Dataset records on visual material:

------------------------------------------------------------

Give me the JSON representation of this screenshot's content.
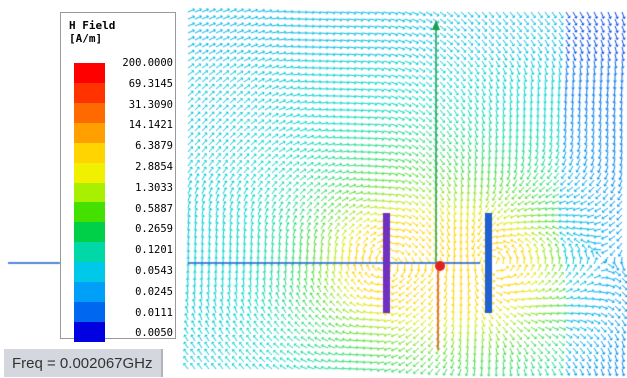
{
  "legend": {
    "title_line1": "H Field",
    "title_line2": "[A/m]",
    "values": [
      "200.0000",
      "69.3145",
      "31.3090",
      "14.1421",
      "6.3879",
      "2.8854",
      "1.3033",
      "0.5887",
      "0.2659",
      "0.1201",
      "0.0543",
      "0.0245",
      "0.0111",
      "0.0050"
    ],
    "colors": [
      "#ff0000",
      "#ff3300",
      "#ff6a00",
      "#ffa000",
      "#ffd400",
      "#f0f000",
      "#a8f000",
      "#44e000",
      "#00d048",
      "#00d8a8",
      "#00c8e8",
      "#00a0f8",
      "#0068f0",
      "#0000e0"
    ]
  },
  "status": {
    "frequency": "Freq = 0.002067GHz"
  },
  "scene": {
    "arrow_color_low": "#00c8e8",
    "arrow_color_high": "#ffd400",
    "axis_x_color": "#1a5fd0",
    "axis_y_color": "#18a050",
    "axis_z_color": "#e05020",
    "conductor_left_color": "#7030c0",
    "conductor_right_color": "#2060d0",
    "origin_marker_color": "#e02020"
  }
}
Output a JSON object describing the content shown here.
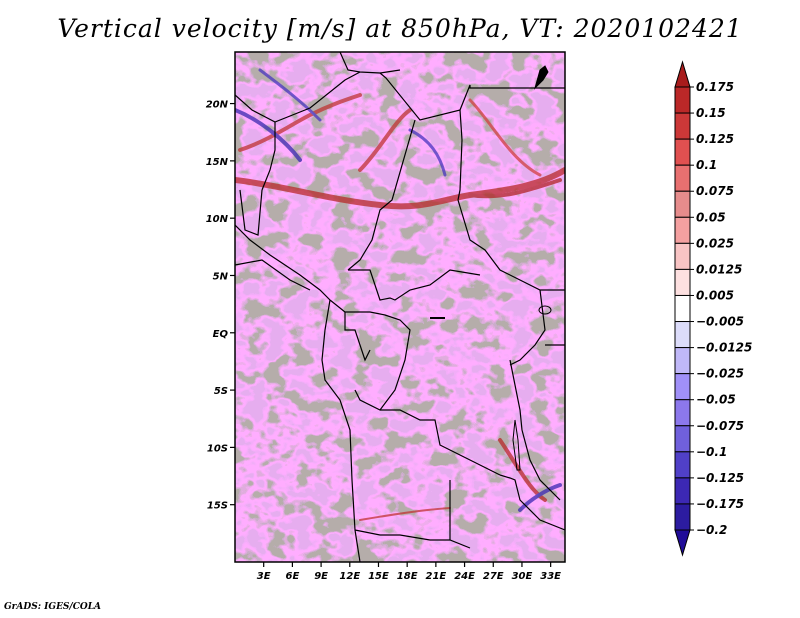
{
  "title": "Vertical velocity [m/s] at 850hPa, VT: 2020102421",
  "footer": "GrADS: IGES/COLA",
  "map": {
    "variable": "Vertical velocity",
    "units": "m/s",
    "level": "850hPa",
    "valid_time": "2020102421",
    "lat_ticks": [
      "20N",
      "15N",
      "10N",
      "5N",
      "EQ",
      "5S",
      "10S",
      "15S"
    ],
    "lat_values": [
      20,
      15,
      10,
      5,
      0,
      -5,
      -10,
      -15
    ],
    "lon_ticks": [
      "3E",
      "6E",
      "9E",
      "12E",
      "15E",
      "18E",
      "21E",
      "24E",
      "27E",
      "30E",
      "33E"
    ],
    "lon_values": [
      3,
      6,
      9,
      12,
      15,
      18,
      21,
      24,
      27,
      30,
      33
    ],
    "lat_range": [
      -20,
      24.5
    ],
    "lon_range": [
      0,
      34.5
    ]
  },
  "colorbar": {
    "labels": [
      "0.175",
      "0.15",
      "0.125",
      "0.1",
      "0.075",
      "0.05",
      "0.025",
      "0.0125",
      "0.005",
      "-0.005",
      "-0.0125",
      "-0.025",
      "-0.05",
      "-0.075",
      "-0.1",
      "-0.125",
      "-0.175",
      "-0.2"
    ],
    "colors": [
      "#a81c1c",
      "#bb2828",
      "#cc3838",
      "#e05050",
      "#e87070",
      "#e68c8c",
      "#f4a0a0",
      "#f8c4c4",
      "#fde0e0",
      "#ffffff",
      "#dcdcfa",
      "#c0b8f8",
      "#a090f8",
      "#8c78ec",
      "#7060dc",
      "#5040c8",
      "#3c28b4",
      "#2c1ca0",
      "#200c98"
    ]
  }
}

------------------------------------------------------------

_Required task_. Determine how many lines include the word "content" and report that number by itself.

_Solution to this exercise_. 2